%%

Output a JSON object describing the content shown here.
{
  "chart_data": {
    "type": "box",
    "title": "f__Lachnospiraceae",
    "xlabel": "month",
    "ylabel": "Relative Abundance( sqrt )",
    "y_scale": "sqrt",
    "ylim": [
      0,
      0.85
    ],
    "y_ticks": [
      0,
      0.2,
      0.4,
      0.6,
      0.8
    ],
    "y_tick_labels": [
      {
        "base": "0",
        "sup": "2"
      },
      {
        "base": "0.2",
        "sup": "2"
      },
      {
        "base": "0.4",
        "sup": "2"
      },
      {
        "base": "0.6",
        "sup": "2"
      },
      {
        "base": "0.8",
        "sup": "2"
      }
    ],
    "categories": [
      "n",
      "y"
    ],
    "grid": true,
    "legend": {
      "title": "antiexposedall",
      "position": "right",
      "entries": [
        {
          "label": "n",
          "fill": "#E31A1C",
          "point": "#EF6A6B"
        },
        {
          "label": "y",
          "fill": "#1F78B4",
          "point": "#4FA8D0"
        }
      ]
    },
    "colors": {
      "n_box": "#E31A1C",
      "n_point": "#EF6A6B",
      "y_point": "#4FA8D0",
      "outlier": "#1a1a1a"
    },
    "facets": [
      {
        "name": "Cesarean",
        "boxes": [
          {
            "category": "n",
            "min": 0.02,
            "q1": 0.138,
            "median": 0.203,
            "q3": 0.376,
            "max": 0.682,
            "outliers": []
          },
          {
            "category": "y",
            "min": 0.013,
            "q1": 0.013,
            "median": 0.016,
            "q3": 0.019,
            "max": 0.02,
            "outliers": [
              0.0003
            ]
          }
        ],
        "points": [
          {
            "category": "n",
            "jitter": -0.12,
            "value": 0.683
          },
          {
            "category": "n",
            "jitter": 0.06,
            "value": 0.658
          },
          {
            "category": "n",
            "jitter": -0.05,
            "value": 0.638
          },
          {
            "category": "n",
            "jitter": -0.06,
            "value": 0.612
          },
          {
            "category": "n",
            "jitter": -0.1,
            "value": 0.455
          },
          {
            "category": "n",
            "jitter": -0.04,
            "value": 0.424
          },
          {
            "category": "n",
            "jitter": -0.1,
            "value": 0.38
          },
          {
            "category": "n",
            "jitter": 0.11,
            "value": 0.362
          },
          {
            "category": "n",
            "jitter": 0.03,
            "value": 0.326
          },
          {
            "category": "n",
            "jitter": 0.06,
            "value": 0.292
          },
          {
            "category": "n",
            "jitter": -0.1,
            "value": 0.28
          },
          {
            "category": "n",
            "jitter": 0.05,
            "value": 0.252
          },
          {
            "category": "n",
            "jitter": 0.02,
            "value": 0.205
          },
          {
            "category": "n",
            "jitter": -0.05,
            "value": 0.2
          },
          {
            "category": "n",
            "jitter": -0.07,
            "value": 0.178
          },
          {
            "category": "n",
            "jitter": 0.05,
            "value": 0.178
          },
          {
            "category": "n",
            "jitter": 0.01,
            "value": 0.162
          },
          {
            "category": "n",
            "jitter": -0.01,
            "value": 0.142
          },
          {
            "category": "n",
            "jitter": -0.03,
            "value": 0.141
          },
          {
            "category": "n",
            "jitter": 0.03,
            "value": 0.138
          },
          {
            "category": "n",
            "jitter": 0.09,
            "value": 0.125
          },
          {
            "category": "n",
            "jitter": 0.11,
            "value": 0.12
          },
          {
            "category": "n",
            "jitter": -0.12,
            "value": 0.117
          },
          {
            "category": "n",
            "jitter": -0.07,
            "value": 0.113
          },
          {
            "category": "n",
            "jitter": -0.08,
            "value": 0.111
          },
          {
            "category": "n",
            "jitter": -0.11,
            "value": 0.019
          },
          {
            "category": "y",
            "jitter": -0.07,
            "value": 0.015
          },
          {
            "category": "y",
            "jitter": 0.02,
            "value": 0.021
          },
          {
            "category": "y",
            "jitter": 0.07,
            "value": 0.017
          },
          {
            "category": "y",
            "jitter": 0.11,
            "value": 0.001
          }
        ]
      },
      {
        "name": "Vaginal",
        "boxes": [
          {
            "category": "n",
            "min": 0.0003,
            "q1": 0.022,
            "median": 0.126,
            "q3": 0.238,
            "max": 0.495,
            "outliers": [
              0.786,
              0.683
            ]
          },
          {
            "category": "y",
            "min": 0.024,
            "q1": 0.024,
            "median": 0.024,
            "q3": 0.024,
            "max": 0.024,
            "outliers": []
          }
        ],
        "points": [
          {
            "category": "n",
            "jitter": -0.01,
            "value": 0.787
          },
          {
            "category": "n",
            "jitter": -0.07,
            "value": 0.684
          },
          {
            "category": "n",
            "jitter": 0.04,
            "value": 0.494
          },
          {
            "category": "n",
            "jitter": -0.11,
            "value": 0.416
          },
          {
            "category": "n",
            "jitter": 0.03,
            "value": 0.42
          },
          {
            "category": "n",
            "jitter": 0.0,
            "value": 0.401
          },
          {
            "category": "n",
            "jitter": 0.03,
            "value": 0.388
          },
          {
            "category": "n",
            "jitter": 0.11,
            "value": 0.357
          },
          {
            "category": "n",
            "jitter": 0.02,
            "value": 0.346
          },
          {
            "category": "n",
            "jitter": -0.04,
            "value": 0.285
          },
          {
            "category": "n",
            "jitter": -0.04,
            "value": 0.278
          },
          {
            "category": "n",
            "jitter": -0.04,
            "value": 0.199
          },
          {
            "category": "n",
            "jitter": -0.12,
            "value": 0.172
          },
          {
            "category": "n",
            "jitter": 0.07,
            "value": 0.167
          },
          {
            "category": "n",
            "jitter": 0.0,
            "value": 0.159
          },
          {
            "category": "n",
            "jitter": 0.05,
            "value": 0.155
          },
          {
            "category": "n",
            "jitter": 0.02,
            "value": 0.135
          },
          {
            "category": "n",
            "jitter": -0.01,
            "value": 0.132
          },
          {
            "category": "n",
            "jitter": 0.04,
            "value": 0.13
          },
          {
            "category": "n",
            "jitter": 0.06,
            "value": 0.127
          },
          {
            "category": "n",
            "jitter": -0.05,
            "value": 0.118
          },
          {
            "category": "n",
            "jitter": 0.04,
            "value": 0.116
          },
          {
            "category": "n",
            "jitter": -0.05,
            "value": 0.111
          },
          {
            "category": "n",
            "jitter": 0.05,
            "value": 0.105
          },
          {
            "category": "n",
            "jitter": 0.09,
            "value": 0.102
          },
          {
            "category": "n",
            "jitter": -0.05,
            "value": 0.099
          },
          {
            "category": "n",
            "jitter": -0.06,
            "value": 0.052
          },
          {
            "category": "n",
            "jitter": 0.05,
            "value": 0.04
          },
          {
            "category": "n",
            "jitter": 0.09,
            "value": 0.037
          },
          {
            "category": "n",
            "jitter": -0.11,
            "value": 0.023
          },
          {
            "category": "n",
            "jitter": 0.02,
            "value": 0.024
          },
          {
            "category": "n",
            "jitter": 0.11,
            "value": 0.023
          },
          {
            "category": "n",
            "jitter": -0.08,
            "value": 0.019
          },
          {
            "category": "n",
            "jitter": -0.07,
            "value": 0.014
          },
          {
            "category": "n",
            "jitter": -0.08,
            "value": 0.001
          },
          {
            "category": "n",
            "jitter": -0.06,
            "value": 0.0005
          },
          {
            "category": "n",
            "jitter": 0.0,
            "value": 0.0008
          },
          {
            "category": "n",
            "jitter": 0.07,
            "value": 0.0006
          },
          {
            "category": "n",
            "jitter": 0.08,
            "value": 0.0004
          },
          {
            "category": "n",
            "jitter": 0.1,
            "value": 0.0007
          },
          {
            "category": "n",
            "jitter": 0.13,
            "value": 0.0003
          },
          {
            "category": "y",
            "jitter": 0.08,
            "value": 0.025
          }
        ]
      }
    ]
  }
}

%%

▸ STATED TASK:
Copy each line above that contains the word "title".

▸ REPLY TO THE EXERCISE:
    "title": "f__Lachnospiraceae",
      "title": "antiexposedall",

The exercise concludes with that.